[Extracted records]
+--
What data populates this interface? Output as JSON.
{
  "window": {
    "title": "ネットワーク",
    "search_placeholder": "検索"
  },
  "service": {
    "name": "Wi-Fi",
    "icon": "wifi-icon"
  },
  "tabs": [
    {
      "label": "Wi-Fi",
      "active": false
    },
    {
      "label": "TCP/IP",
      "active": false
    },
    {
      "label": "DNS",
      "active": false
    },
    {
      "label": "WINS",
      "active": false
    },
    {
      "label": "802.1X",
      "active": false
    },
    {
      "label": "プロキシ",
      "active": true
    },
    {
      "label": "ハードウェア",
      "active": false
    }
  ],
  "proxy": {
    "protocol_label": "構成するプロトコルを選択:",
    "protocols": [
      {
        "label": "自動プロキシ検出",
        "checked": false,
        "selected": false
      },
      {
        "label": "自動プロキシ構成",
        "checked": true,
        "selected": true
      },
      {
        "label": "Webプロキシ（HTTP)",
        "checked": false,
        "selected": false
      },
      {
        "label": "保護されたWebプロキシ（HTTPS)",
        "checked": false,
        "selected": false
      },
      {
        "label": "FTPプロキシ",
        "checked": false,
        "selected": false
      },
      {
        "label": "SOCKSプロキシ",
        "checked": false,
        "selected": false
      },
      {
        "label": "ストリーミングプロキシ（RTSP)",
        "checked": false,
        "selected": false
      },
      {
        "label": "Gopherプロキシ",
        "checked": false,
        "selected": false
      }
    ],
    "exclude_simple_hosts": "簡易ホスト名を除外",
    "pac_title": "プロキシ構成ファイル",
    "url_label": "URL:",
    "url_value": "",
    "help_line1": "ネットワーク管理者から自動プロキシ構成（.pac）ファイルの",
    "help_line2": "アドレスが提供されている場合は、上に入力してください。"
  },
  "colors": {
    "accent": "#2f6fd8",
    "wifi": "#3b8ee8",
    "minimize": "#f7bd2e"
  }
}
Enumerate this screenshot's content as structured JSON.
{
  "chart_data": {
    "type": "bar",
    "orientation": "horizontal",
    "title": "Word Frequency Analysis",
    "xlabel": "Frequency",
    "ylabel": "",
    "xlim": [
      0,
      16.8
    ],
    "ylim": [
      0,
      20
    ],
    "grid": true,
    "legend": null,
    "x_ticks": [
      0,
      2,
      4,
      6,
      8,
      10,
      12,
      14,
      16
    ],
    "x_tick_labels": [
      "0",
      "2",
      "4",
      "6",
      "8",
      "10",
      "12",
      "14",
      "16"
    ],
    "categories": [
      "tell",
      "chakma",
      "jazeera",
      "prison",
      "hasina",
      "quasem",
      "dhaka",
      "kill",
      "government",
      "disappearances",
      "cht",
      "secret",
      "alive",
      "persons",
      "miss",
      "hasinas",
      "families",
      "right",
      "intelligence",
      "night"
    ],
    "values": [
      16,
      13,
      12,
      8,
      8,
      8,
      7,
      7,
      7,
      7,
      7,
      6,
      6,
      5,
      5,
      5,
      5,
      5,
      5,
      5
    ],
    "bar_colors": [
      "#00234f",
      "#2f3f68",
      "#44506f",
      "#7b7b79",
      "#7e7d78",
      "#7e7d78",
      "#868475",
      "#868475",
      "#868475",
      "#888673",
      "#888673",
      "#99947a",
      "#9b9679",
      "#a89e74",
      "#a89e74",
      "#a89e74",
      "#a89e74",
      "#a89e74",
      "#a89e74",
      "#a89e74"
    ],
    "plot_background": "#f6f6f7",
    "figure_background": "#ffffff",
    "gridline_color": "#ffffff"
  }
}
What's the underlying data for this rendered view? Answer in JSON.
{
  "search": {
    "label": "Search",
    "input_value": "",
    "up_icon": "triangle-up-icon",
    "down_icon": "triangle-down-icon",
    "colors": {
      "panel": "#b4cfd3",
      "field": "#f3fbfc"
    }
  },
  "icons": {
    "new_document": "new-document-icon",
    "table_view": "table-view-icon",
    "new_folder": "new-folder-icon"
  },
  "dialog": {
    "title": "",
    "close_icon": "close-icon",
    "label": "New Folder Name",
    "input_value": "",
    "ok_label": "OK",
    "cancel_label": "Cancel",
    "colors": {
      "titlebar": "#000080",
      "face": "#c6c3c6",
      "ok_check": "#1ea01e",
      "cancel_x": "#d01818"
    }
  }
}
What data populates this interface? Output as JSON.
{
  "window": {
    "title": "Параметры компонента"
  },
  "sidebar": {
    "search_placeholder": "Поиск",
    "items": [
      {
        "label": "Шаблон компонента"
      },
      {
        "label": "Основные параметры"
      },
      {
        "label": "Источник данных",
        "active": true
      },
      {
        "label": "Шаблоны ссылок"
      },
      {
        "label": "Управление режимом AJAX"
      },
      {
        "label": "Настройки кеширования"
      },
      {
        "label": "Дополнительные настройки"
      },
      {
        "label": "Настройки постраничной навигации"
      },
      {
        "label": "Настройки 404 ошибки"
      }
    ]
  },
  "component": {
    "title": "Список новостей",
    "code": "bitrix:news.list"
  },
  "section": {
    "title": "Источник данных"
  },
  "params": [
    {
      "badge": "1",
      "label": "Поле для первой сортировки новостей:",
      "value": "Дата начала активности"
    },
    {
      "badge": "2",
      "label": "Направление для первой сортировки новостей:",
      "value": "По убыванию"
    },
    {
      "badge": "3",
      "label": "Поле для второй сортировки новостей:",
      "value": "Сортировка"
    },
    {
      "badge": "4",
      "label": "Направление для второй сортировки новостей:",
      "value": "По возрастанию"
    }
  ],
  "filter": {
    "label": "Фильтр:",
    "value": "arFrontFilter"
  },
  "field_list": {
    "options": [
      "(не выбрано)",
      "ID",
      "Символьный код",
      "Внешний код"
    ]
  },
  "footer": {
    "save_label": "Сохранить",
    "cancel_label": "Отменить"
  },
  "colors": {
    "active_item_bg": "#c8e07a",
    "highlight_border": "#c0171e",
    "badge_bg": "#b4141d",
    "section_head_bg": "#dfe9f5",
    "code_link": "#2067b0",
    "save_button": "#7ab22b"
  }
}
+--
**Task to carry out**
Report how many lines include the word "triangle". Give nothing but the number.

**Expected answer**
2